* **Exercise instructions**
Lines containing the word "Speed" need to be counted. Please reply with how many there are, and nothing else.

* **Stored records**
┌────────

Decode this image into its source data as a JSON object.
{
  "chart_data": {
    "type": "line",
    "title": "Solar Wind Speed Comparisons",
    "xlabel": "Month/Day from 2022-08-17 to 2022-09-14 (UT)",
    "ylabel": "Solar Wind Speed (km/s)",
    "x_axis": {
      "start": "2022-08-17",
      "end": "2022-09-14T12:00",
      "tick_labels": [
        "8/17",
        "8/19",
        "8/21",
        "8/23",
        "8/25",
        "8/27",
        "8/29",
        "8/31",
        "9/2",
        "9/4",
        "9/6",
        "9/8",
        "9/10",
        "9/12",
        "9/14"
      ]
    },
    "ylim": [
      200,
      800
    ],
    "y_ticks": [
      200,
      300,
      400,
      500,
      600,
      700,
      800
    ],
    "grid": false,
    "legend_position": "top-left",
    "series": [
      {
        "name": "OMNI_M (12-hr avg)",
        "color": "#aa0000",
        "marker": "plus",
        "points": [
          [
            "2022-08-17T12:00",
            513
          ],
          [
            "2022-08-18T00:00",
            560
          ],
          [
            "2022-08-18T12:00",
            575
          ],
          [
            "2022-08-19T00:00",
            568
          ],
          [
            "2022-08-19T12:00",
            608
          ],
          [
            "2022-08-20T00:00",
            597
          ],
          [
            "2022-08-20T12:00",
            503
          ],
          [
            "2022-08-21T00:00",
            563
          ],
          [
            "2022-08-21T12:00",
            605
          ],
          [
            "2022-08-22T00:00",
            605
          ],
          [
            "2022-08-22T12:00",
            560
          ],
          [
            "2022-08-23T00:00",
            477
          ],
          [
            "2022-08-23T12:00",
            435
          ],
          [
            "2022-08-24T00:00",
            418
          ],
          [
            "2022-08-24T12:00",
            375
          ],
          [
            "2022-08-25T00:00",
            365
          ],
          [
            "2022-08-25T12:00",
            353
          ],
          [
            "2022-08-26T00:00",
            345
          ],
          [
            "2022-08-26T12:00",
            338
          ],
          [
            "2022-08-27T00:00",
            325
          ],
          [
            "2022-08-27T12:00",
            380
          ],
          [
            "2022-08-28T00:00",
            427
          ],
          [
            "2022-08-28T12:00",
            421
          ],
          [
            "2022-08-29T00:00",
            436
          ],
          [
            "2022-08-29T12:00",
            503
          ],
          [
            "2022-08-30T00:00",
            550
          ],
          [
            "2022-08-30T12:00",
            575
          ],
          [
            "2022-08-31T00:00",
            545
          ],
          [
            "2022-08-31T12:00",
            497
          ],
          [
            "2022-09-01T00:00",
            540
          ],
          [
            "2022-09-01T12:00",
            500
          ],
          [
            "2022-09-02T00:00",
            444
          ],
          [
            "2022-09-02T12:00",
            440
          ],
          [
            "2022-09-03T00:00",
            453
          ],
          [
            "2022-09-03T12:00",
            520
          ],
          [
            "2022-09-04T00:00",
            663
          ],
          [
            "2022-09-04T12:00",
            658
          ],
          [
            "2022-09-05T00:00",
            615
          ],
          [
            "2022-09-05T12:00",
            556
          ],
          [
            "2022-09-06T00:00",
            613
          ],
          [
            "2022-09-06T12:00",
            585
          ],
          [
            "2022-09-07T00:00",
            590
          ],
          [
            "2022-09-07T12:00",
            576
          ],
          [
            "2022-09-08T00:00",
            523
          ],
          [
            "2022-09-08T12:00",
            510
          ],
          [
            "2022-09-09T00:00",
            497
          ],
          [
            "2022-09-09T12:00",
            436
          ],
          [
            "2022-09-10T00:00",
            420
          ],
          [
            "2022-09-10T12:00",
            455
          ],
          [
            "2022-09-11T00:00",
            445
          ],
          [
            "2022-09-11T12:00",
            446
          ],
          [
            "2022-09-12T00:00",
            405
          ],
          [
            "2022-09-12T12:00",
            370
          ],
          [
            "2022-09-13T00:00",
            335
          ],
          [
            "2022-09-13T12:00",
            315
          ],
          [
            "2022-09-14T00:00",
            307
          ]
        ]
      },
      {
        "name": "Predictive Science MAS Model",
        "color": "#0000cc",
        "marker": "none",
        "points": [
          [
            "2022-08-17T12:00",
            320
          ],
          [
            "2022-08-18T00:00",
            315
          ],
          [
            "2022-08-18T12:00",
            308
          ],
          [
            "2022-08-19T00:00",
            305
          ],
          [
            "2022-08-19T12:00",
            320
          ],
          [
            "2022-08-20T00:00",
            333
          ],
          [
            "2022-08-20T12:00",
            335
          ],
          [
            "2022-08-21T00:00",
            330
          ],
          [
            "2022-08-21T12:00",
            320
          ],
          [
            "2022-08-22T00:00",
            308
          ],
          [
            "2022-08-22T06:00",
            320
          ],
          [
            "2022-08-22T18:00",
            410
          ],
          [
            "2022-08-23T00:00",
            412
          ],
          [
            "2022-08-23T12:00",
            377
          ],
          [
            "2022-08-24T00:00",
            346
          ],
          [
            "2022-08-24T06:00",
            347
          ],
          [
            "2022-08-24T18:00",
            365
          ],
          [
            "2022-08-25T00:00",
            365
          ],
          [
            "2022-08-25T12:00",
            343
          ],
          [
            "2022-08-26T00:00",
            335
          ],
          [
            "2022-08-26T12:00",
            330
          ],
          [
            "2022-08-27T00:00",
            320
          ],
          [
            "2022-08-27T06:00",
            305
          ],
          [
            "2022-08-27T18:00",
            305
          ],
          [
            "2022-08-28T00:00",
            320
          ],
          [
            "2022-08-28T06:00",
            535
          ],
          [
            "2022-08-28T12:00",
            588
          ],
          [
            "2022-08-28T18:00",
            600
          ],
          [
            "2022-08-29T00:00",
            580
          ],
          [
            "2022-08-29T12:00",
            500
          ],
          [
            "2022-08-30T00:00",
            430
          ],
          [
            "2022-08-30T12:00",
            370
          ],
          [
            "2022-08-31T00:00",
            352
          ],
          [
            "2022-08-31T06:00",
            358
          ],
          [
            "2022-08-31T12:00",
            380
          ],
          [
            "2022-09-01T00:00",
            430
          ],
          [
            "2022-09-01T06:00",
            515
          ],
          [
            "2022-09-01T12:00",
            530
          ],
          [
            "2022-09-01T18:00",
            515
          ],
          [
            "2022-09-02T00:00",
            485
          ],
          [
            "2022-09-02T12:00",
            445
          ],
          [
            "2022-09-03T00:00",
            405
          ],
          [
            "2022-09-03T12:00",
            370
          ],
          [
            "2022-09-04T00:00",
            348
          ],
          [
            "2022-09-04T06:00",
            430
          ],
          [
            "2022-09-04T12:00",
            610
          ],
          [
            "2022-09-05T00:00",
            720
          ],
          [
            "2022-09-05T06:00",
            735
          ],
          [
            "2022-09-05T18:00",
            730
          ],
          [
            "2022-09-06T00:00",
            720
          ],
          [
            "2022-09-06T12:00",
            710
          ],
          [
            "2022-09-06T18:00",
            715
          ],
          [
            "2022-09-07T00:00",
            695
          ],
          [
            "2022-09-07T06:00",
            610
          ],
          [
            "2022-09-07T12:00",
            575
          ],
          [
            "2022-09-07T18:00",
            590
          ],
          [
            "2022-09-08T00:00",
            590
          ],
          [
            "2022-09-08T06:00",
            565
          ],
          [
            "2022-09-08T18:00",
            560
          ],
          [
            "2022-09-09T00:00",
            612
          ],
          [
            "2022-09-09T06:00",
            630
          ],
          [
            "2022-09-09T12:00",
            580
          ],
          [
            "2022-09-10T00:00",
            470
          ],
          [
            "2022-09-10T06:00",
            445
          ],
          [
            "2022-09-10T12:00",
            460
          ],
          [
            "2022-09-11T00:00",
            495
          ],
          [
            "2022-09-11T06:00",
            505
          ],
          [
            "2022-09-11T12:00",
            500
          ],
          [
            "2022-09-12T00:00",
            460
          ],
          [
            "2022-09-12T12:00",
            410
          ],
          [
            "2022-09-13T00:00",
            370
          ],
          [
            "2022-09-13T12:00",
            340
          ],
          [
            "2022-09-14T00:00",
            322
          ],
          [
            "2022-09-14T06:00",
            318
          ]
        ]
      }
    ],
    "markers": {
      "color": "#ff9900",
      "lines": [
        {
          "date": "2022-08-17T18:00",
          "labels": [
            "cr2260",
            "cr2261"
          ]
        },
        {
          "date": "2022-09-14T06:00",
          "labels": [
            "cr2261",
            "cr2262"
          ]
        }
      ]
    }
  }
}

└────────

* **Task result**
2